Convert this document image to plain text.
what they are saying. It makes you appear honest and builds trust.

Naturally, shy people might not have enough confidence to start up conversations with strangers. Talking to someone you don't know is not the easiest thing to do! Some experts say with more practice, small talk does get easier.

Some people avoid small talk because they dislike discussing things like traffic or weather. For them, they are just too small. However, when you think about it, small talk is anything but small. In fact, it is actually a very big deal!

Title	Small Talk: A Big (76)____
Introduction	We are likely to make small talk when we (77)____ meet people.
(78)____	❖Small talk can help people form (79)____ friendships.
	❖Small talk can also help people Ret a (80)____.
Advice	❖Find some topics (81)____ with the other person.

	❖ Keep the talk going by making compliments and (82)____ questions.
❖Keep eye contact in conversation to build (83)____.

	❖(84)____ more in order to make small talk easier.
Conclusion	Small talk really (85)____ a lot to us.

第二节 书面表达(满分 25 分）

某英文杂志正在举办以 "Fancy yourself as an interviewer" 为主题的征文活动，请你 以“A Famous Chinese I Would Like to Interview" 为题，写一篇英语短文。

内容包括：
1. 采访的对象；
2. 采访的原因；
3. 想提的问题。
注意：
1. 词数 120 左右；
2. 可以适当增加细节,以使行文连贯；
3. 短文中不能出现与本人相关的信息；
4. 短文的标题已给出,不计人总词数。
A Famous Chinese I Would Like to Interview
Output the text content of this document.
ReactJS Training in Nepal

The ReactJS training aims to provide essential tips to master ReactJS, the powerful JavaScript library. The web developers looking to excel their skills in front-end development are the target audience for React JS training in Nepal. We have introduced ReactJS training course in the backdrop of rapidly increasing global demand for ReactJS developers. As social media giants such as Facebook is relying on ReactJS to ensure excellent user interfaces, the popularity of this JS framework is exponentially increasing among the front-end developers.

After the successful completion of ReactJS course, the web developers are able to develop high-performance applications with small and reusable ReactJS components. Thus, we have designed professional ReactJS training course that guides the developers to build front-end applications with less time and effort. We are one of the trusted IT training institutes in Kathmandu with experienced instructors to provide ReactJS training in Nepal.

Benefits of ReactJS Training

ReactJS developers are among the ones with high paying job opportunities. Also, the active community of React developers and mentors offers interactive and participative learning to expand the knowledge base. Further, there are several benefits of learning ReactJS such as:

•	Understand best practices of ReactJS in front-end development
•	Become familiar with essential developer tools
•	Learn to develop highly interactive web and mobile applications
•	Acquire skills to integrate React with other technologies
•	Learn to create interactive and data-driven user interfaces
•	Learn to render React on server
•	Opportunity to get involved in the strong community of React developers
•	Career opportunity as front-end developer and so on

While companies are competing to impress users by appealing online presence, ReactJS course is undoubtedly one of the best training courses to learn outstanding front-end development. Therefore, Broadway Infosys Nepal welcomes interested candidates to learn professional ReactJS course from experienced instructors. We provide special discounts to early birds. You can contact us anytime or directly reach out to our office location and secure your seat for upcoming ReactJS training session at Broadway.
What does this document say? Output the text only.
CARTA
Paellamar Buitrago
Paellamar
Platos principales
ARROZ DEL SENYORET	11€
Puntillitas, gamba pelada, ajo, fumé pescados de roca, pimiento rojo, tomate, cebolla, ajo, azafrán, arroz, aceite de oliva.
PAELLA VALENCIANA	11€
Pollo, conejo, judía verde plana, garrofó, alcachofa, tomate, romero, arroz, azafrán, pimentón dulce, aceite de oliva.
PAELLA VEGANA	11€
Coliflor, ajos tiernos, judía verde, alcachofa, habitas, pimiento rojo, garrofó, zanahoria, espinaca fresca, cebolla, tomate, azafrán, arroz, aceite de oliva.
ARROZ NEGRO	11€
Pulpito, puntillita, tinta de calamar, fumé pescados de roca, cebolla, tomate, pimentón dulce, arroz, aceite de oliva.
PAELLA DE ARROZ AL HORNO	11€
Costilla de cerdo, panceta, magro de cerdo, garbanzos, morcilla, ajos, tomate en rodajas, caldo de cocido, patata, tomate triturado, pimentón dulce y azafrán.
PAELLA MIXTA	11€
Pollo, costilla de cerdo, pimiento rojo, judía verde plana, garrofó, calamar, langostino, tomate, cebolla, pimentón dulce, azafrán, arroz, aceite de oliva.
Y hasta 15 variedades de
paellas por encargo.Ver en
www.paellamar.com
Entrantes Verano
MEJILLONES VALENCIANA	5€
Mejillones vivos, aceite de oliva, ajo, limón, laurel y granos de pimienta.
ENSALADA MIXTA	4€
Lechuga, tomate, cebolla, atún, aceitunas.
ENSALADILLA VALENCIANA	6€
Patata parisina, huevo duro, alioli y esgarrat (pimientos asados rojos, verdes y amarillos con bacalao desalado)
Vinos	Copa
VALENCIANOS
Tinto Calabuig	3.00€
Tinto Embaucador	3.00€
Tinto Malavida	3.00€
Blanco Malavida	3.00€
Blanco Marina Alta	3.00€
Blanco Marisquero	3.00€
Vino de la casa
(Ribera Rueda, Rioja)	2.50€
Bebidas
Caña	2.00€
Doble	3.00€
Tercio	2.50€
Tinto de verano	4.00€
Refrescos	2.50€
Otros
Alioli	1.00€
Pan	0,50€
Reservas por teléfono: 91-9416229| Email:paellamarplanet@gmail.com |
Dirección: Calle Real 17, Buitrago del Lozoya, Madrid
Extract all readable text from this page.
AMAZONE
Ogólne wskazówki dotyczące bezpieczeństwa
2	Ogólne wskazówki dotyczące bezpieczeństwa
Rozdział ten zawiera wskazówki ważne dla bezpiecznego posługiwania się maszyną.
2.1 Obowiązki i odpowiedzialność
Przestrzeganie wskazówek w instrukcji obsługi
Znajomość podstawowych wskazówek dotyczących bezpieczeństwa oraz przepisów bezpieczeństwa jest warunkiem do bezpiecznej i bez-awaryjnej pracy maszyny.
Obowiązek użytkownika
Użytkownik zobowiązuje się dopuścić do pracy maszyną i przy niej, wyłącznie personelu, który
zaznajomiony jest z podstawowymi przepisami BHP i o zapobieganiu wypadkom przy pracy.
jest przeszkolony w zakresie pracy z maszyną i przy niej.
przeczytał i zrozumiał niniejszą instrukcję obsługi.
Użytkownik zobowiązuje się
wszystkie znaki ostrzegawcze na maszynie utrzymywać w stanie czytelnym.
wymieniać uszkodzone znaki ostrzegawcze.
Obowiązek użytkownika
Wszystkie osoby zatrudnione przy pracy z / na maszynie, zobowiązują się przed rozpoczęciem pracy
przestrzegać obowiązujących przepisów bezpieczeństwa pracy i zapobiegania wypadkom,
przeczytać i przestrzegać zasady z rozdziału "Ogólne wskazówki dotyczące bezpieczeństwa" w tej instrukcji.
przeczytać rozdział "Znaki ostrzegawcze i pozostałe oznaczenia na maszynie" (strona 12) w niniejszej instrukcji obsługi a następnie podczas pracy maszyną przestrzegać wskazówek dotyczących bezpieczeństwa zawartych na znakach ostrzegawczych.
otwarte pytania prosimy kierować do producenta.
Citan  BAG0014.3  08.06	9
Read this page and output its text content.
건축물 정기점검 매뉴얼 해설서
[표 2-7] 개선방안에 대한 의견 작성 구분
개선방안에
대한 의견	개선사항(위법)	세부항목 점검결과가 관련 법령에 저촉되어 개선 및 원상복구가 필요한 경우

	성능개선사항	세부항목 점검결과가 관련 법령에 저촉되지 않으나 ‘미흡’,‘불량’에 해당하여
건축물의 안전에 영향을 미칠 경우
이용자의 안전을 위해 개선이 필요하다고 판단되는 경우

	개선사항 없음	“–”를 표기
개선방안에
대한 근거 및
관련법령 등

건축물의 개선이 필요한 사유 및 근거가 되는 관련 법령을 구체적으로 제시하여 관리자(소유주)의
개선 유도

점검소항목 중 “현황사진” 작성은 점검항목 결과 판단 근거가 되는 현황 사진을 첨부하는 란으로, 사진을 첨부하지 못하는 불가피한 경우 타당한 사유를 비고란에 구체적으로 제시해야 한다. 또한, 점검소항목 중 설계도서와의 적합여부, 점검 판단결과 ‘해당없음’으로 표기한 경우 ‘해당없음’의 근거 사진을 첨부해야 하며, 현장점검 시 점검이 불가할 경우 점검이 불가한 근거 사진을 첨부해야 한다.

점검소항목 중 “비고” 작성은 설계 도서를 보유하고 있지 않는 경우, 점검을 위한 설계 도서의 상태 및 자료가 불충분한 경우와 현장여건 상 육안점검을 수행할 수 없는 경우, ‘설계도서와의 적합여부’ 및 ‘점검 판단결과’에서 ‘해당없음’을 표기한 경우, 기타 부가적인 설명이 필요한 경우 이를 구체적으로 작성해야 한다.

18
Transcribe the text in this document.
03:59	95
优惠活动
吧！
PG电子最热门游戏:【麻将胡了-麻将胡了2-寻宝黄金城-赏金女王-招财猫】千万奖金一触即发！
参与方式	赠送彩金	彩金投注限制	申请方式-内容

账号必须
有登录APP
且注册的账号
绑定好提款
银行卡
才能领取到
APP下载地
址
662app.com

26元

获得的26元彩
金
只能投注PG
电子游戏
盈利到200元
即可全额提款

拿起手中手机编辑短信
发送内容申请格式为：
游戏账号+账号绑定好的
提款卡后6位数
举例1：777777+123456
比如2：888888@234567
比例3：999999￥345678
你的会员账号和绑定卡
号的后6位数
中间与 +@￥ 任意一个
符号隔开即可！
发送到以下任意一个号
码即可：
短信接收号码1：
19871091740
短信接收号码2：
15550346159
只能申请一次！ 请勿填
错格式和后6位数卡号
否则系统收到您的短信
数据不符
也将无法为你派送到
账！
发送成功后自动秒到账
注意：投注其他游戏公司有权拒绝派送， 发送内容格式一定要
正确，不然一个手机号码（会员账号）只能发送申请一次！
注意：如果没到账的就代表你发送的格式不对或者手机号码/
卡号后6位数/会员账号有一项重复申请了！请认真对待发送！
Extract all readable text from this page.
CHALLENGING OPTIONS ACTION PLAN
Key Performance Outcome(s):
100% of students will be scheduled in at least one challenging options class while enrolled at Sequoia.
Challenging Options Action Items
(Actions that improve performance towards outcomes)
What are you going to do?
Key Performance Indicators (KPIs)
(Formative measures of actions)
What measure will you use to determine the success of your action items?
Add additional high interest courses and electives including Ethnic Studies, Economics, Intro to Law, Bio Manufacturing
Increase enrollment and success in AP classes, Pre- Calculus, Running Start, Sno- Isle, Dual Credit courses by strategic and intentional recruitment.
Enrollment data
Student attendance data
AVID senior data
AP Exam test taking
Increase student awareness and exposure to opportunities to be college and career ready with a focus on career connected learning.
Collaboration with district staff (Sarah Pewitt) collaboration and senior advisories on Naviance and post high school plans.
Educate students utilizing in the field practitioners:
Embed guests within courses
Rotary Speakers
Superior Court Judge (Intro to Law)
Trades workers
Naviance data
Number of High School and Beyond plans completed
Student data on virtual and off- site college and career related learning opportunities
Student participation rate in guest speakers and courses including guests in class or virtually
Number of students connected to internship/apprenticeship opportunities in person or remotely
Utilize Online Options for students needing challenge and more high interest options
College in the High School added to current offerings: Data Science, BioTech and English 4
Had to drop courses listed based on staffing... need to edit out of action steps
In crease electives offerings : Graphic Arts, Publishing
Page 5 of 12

*Stated task*
Locate and copy each line in the data above that includes the word "opportunities".

*Problem solution*
ReactJS developers are among the ones with high paying job opportunities. Also, the active community of React developers and mentors offers interactive and participative learning to expand the knowledge base. Further, there are several benefits of learning ReactJS such as:
Increase student awareness and exposure to opportunities to be college and career ready with a focus on career connected learning.
Student data on virtual and off- site college and career related learning opportunities
Number of students connected to internship/apprenticeship opportunities in person or remotely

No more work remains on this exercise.